(Written exercise):
How many lines of the data include the string "this"? State the number and nothing else.

□ □ □

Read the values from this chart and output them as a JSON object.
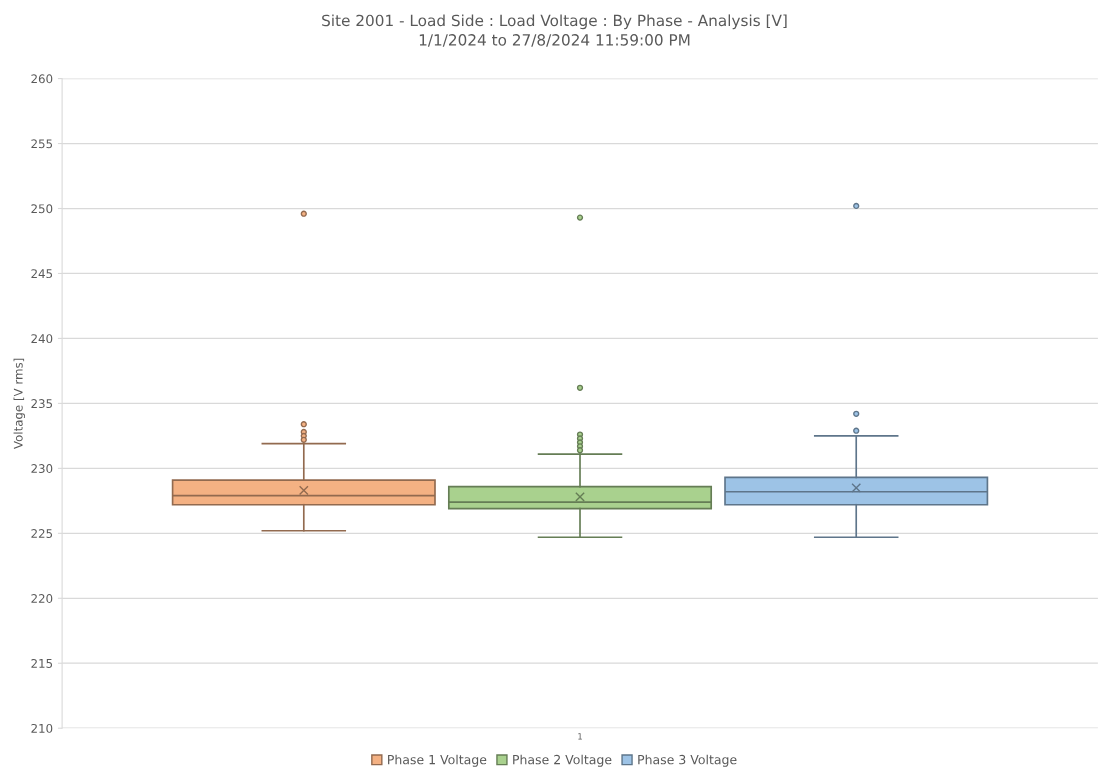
{
  "chart_data": {
    "type": "box",
    "title": "Site 2001 - Load Side : Load Voltage : By Phase - Analysis [V]",
    "subtitle": "1/1/2024 to 27/8/2024 11:59:00 PM",
    "ylabel": "Voltage [V rms]",
    "categories": [
      "1"
    ],
    "series": [
      {
        "name": "Phase 1 Voltage",
        "color": "#f4b183",
        "boxes": [
          {
            "low": 225.2,
            "q1": 227.2,
            "median": 227.9,
            "q3": 229.1,
            "high": 231.9,
            "mean": 228.3,
            "outliers": [
              249.6,
              233.4,
              232.8,
              232.5,
              232.2
            ]
          }
        ]
      },
      {
        "name": "Phase 2 Voltage",
        "color": "#a9d18e",
        "boxes": [
          {
            "low": 224.7,
            "q1": 226.9,
            "median": 227.4,
            "q3": 228.6,
            "high": 231.1,
            "mean": 227.8,
            "outliers": [
              249.3,
              236.2,
              232.6,
              232.3,
              232.0,
              231.7,
              231.4
            ]
          }
        ]
      },
      {
        "name": "Phase 3 Voltage",
        "color": "#9dc3e6",
        "boxes": [
          {
            "low": 224.7,
            "q1": 227.2,
            "median": 228.2,
            "q3": 229.3,
            "high": 232.5,
            "mean": 228.5,
            "outliers": [
              250.2,
              234.2,
              232.9
            ]
          }
        ]
      }
    ],
    "ylim": [
      210,
      260
    ],
    "yticks": [
      210,
      215,
      220,
      225,
      230,
      235,
      240,
      245,
      250,
      255,
      260
    ],
    "grid": "y",
    "legend": "bottom",
    "marker": "circle"
  }
}
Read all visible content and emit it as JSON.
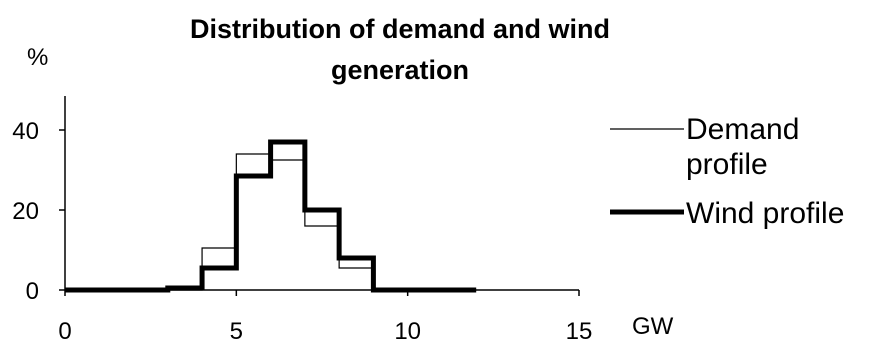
{
  "chart_data": {
    "type": "line",
    "title_lines": [
      "Distribution of demand and wind",
      "generation"
    ],
    "ylabel": "%",
    "xlabel": "GW",
    "xlim": [
      0,
      15
    ],
    "ylim": [
      0,
      40
    ],
    "x_ticks": [
      "0",
      "5",
      "10",
      "15"
    ],
    "y_ticks": [
      "0",
      "20",
      "40"
    ],
    "grid": false,
    "legend_position": "right",
    "style": "step",
    "bins": [
      0,
      1,
      2,
      3,
      4,
      5,
      6,
      7,
      8,
      9,
      10,
      11
    ],
    "series": [
      {
        "name": "Demand profile",
        "legend_lines": [
          "Demand",
          "profile"
        ],
        "line": "thin",
        "values": [
          0,
          0,
          0,
          0,
          10.5,
          34,
          32.5,
          16,
          5.5,
          0,
          0,
          0
        ]
      },
      {
        "name": "Wind profile",
        "legend_lines": [
          "Wind profile"
        ],
        "line": "thick",
        "values": [
          0,
          0,
          0,
          0.5,
          5.5,
          28.5,
          37,
          20,
          8,
          0,
          0,
          0
        ]
      }
    ]
  }
}
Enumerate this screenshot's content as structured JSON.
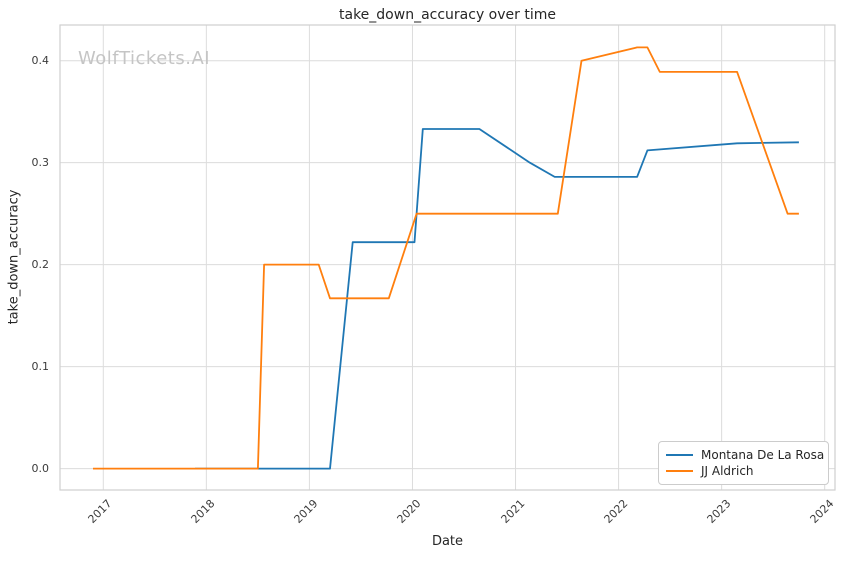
{
  "watermark": {
    "text": "WolfTickets.AI",
    "color": "#c5c5c5"
  },
  "chart_data": {
    "type": "line",
    "title": "take_down_accuracy over time",
    "xlabel": "Date",
    "ylabel": "take_down_accuracy",
    "grid": true,
    "legend_position": "lower right",
    "x_tick_labels": [
      "2017",
      "2018",
      "2019",
      "2020",
      "2021",
      "2022",
      "2023",
      "2024"
    ],
    "x_tick_values": [
      2017,
      2018,
      2019,
      2020,
      2021,
      2022,
      2023,
      2024
    ],
    "y_tick_labels": [
      "0.0",
      "0.1",
      "0.2",
      "0.3",
      "0.4"
    ],
    "y_tick_values": [
      0.0,
      0.1,
      0.2,
      0.3,
      0.4
    ],
    "x_range": [
      2016.58,
      2024.1
    ],
    "y_range": [
      -0.021,
      0.435
    ],
    "colors": {
      "grid": "#dcdcdc",
      "spine": "#cfcfcf"
    },
    "series": [
      {
        "name": "Montana De La Rosa",
        "color": "#1f77b4",
        "points": [
          [
            2017.89,
            0.0
          ],
          [
            2019.2,
            0.0
          ],
          [
            2019.42,
            0.222
          ],
          [
            2020.02,
            0.222
          ],
          [
            2020.1,
            0.333
          ],
          [
            2020.65,
            0.333
          ],
          [
            2021.14,
            0.3
          ],
          [
            2021.38,
            0.286
          ],
          [
            2022.18,
            0.286
          ],
          [
            2022.28,
            0.312
          ],
          [
            2023.15,
            0.319
          ],
          [
            2023.75,
            0.32
          ]
        ]
      },
      {
        "name": "JJ Aldrich",
        "color": "#ff7f0e",
        "points": [
          [
            2016.9,
            0.0
          ],
          [
            2018.5,
            0.0
          ],
          [
            2018.56,
            0.2
          ],
          [
            2019.09,
            0.2
          ],
          [
            2019.2,
            0.167
          ],
          [
            2019.77,
            0.167
          ],
          [
            2020.04,
            0.25
          ],
          [
            2021.41,
            0.25
          ],
          [
            2021.64,
            0.4
          ],
          [
            2022.18,
            0.413
          ],
          [
            2022.28,
            0.413
          ],
          [
            2022.4,
            0.389
          ],
          [
            2023.15,
            0.389
          ],
          [
            2023.64,
            0.25
          ],
          [
            2023.75,
            0.25
          ]
        ]
      }
    ]
  }
}
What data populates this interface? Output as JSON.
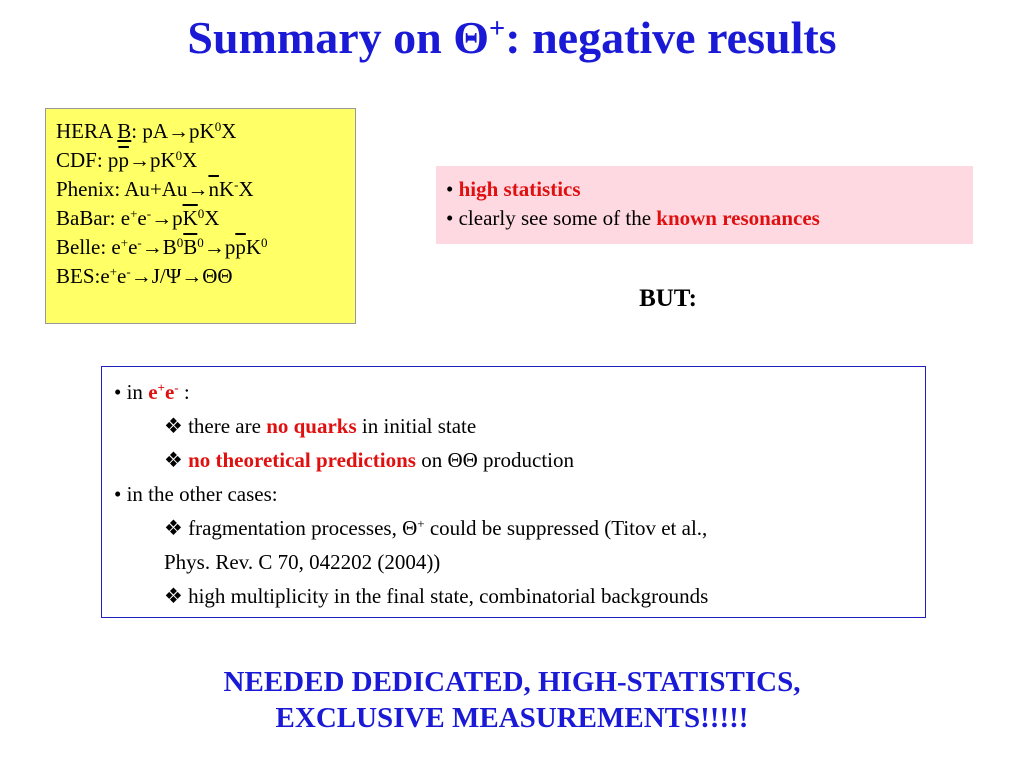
{
  "title": [
    "Summary on Θ",
    "+",
    ": negative results"
  ],
  "experiments": [
    [
      "HERA ",
      "B",
      ": pA→pK",
      "0",
      "X"
    ],
    [
      "CDF: p",
      "p",
      "→pK",
      "0",
      "X"
    ],
    [
      "Phenix: Au+Au→",
      "n",
      "K",
      "-",
      "X"
    ],
    [
      "BaBar: e",
      "+",
      "e",
      "-",
      "→p",
      "K",
      "0",
      "X"
    ],
    [
      "Belle: e",
      "+",
      "e",
      "-",
      "→B",
      "0",
      "B",
      "0",
      "→p",
      "p",
      "K",
      "0"
    ],
    [
      "BES:e",
      "+",
      "e",
      "-",
      "→J/Ψ→ΘΘ"
    ]
  ],
  "pros": [
    [
      "• ",
      "high statistics"
    ],
    [
      "• clearly see some of the ",
      "known resonances"
    ]
  ],
  "but": "BUT:",
  "cons": [
    [
      "• in ",
      "e",
      "+",
      "e",
      "-",
      " :"
    ],
    [
      "❖ there are ",
      "no quarks",
      " in initial state"
    ],
    [
      "❖ ",
      "no theoretical predictions",
      " on ΘΘ production"
    ],
    [
      "• in the other cases:"
    ],
    [
      "❖ fragmentation processes, Θ",
      "+",
      " could be suppressed (Titov et al.,"
    ],
    [
      "Phys. Rev. C 70, 042202 (2004))"
    ],
    [
      "❖ high multiplicity in the final state, combinatorial backgrounds"
    ]
  ],
  "footer": [
    "NEEDED DEDICATED, HIGH-STATISTICS,",
    "EXCLUSIVE MEASUREMENTS!!!!!"
  ]
}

□ □ □

(Expected answer):
3